Figure content listings
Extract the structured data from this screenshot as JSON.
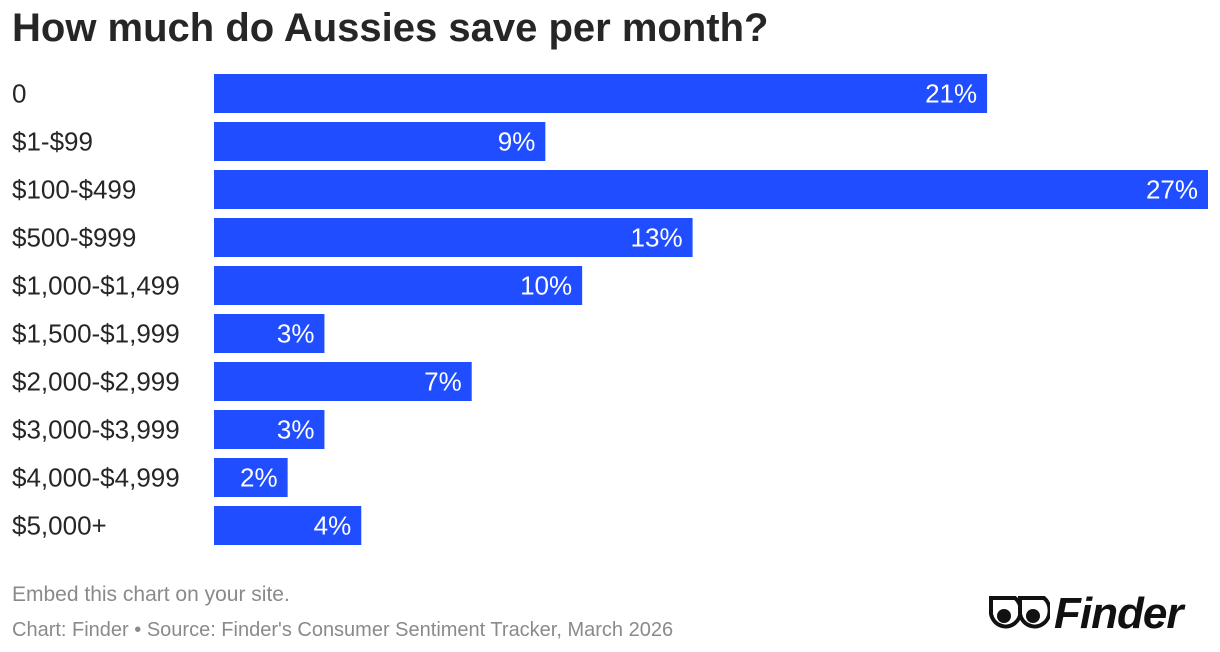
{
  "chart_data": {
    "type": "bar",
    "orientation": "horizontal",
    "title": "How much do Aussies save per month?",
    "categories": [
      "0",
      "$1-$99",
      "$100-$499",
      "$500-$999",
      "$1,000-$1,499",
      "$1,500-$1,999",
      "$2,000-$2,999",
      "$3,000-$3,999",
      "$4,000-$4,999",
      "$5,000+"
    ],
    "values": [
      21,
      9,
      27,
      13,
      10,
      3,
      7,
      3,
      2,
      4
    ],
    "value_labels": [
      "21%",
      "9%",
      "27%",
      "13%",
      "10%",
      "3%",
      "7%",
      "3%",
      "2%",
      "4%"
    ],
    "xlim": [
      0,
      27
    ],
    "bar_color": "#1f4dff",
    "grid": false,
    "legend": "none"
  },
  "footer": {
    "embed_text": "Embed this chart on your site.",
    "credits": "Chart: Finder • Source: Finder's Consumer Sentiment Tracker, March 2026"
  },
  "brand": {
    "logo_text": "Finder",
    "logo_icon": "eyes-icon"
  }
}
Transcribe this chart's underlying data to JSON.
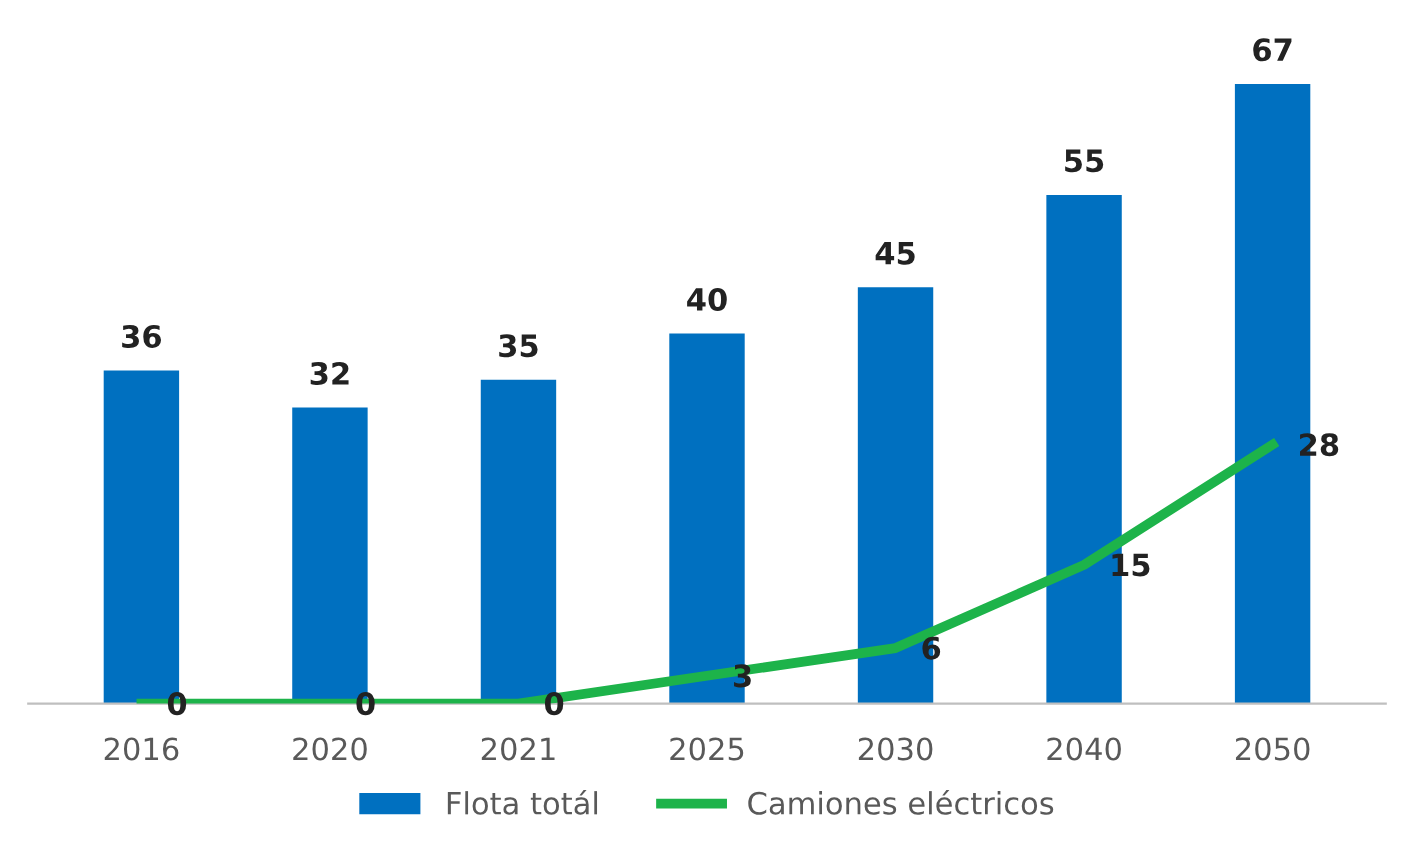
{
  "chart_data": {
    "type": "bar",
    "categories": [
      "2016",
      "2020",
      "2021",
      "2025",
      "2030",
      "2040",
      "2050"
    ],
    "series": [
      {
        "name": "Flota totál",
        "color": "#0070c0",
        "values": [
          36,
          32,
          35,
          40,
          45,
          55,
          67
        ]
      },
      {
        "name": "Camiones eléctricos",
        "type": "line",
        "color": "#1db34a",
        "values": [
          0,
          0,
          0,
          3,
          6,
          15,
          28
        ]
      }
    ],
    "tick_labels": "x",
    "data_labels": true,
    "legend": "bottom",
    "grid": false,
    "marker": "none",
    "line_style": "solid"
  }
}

Short exercise - Retype the listing exactly. Pictures do not belong in the copy.

Finished task -
Extract the structured data from this screenshot as JSON.
{
  "chart_data": {
    "type": "bar",
    "orientation": "horizontal",
    "title": "How much do Aussies save per month?",
    "categories": [
      "0",
      "$1-$99",
      "$100-$499",
      "$500-$999",
      "$1,000-$1,499",
      "$1,500-$1,999",
      "$2,000-$2,999",
      "$3,000-$3,999",
      "$4,000-$4,999",
      "$5,000+"
    ],
    "values": [
      21,
      9,
      27,
      13,
      10,
      3,
      7,
      3,
      2,
      4
    ],
    "value_labels": [
      "21%",
      "9%",
      "27%",
      "13%",
      "10%",
      "3%",
      "7%",
      "3%",
      "2%",
      "4%"
    ],
    "xlim": [
      0,
      27
    ],
    "bar_color": "#1f4dff",
    "grid": false,
    "legend": "none"
  },
  "footer": {
    "embed_text": "Embed this chart on your site.",
    "credits": "Chart: Finder • Source: Finder's Consumer Sentiment Tracker, March 2026"
  },
  "brand": {
    "logo_text": "Finder",
    "logo_icon": "eyes-icon"
  }
}
Transcribe this chart's underlying data to JSON.
{
  "chart_data": {
    "type": "bar",
    "categories": [
      "2016",
      "2020",
      "2021",
      "2025",
      "2030",
      "2040",
      "2050"
    ],
    "series": [
      {
        "name": "Flota totál",
        "color": "#0070c0",
        "values": [
          36,
          32,
          35,
          40,
          45,
          55,
          67
        ]
      },
      {
        "name": "Camiones eléctricos",
        "type": "line",
        "color": "#1db34a",
        "values": [
          0,
          0,
          0,
          3,
          6,
          15,
          28
        ]
      }
    ],
    "tick_labels": "x",
    "data_labels": true,
    "legend": "bottom",
    "grid": false,
    "marker": "none",
    "line_style": "solid"
  }
}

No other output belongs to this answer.